Print the line containing "What data was" and each line after it through the end, please, with nothing added.

____ Data shown

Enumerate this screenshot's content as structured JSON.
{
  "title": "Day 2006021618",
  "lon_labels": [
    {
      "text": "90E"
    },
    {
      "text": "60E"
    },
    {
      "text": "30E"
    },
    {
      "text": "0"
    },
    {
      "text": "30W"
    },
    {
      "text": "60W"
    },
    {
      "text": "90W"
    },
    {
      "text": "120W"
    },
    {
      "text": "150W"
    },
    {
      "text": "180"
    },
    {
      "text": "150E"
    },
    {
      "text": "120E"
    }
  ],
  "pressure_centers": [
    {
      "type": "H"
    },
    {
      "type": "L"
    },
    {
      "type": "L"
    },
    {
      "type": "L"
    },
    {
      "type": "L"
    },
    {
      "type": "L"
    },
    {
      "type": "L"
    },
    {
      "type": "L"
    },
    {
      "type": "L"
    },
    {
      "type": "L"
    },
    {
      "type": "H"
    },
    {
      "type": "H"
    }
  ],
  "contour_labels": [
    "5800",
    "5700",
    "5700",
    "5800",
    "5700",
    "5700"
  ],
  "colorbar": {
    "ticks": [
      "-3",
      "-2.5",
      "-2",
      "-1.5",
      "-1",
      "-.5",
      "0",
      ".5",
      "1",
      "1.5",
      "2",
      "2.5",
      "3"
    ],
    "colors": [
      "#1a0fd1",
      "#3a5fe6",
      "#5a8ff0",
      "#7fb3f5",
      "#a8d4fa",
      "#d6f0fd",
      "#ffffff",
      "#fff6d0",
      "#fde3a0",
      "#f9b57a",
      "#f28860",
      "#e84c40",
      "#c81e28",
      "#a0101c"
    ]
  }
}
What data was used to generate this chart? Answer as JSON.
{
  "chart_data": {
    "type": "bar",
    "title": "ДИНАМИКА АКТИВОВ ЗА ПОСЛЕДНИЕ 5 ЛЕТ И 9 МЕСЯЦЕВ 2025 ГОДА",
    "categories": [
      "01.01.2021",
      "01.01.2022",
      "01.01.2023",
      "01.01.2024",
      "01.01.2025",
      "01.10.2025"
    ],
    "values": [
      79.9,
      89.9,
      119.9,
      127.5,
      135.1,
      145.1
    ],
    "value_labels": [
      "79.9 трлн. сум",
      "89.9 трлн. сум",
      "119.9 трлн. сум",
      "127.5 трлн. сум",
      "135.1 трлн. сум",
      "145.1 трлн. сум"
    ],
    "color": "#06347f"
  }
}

________

◆ **Exercise output**
What data was used to generate this chart? Answer as JSON.
{
  "chart_data": {
    "type": "bar",
    "title": "ДИНАМИКА АКТИВОВ ЗА ПОСЛЕДНИЕ 5 ЛЕТ И 9 МЕСЯЦЕВ 2025 ГОДА",
    "categories": [
      "01.01.2021",
      "01.01.2022",
      "01.01.2023",
      "01.01.2024",
      "01.01.2025",
      "01.10.2025"
    ],
    "values": [
      79.9,
      89.9,
      119.9,
      127.5,
      135.1,
      145.1
    ],
    "value_labels": [
      "79.9 трлн. сум",
      "89.9 трлн. сум",
      "119.9 трлн. сум",
      "127.5 трлн. сум",
      "135.1 трлн. сум",
      "145.1 трлн. сум"
    ],
    "color": "#06347f"
  }
}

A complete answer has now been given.